Recorded data:
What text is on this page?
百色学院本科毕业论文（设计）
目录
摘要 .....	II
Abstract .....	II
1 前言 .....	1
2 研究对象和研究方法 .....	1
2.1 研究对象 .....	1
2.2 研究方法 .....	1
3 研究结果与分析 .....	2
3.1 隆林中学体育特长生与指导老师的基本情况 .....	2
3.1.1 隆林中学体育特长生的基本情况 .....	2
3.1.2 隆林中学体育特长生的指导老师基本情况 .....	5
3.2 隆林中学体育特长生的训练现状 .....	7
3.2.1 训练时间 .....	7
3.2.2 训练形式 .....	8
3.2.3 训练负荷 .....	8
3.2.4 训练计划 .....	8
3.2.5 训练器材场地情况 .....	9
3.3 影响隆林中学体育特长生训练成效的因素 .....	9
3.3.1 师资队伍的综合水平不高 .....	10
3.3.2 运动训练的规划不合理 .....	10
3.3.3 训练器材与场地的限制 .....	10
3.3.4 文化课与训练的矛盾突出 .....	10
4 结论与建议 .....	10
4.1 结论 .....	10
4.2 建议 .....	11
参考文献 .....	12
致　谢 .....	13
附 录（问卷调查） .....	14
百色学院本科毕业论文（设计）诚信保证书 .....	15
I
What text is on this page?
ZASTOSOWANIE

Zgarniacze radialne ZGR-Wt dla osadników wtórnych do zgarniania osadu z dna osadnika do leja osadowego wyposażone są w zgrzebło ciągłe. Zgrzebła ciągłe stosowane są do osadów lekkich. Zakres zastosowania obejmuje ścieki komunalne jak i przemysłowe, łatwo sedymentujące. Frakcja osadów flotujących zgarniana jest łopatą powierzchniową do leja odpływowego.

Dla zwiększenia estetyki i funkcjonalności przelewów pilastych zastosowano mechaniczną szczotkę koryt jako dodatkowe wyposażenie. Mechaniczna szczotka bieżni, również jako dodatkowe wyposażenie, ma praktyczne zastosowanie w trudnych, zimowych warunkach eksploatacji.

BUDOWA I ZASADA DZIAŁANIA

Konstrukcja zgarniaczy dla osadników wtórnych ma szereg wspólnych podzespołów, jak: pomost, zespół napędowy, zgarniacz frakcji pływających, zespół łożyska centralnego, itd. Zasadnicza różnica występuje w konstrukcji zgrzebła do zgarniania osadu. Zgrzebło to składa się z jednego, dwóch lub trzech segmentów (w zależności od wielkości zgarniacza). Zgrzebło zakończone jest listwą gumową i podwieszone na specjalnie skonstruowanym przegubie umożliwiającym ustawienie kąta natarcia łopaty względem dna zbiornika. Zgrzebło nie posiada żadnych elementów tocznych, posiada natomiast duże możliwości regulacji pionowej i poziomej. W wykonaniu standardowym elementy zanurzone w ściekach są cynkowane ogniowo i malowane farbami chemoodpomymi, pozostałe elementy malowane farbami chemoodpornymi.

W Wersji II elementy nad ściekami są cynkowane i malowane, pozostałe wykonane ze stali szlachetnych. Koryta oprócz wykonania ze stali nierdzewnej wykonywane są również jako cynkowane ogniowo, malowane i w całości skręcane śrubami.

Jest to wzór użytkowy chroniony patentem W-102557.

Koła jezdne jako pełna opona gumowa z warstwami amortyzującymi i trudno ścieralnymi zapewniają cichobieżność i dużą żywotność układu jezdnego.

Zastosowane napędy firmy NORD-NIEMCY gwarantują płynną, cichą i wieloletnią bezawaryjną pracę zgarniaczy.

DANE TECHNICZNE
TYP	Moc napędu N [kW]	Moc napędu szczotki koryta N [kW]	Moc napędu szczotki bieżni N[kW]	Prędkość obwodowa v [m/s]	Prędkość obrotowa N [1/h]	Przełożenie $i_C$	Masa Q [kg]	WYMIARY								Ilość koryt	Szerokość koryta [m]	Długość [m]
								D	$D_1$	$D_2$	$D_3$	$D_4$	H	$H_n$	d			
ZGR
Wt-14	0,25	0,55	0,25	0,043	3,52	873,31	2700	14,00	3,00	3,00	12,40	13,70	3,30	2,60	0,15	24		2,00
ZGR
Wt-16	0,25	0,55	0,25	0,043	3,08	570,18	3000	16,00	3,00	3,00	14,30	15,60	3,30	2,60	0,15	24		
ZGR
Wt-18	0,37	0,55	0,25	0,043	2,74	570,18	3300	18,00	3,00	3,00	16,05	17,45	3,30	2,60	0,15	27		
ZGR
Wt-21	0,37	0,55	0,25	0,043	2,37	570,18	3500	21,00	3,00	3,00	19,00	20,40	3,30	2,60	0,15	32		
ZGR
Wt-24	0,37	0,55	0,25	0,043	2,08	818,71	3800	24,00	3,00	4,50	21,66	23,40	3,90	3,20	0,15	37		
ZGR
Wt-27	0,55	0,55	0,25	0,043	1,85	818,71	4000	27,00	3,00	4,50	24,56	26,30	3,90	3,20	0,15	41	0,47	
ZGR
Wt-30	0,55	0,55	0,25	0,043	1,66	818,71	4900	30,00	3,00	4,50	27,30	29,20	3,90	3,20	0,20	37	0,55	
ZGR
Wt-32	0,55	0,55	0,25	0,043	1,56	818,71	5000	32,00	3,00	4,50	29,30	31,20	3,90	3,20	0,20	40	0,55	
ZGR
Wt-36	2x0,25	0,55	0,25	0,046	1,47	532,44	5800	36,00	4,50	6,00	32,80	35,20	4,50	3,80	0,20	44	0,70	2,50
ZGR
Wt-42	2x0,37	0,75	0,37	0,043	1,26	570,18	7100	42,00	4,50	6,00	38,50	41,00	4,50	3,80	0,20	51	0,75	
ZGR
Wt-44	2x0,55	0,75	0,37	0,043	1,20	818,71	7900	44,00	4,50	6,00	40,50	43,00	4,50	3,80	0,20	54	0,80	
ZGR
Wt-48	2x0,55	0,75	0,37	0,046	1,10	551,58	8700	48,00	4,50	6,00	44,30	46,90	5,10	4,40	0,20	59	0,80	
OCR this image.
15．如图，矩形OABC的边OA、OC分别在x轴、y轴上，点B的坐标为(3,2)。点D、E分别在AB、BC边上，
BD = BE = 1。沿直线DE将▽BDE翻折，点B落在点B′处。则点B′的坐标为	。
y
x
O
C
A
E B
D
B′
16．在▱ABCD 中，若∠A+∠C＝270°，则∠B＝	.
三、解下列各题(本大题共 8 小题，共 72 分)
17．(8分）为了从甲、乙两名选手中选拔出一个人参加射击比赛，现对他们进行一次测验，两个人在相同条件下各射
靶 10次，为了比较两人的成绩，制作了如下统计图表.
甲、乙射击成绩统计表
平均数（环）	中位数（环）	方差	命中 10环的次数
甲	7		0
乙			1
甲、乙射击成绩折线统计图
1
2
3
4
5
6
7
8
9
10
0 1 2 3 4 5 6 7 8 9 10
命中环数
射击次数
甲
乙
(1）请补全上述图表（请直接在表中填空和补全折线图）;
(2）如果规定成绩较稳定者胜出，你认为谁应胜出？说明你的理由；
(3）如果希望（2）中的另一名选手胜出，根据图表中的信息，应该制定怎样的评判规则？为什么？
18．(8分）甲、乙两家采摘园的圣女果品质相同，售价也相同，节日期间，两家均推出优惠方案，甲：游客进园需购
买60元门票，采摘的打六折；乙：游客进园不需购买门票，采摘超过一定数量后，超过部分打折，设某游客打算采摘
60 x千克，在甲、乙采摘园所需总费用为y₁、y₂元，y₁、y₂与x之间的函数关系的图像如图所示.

THE REQUEST
Gather and return every line that holds the string "百色学院本科毕业论文".

RESULT FOR THIS TASK
百色学院本科毕业论文（设计）
百色学院本科毕业论文（设计）诚信保证书 .....	15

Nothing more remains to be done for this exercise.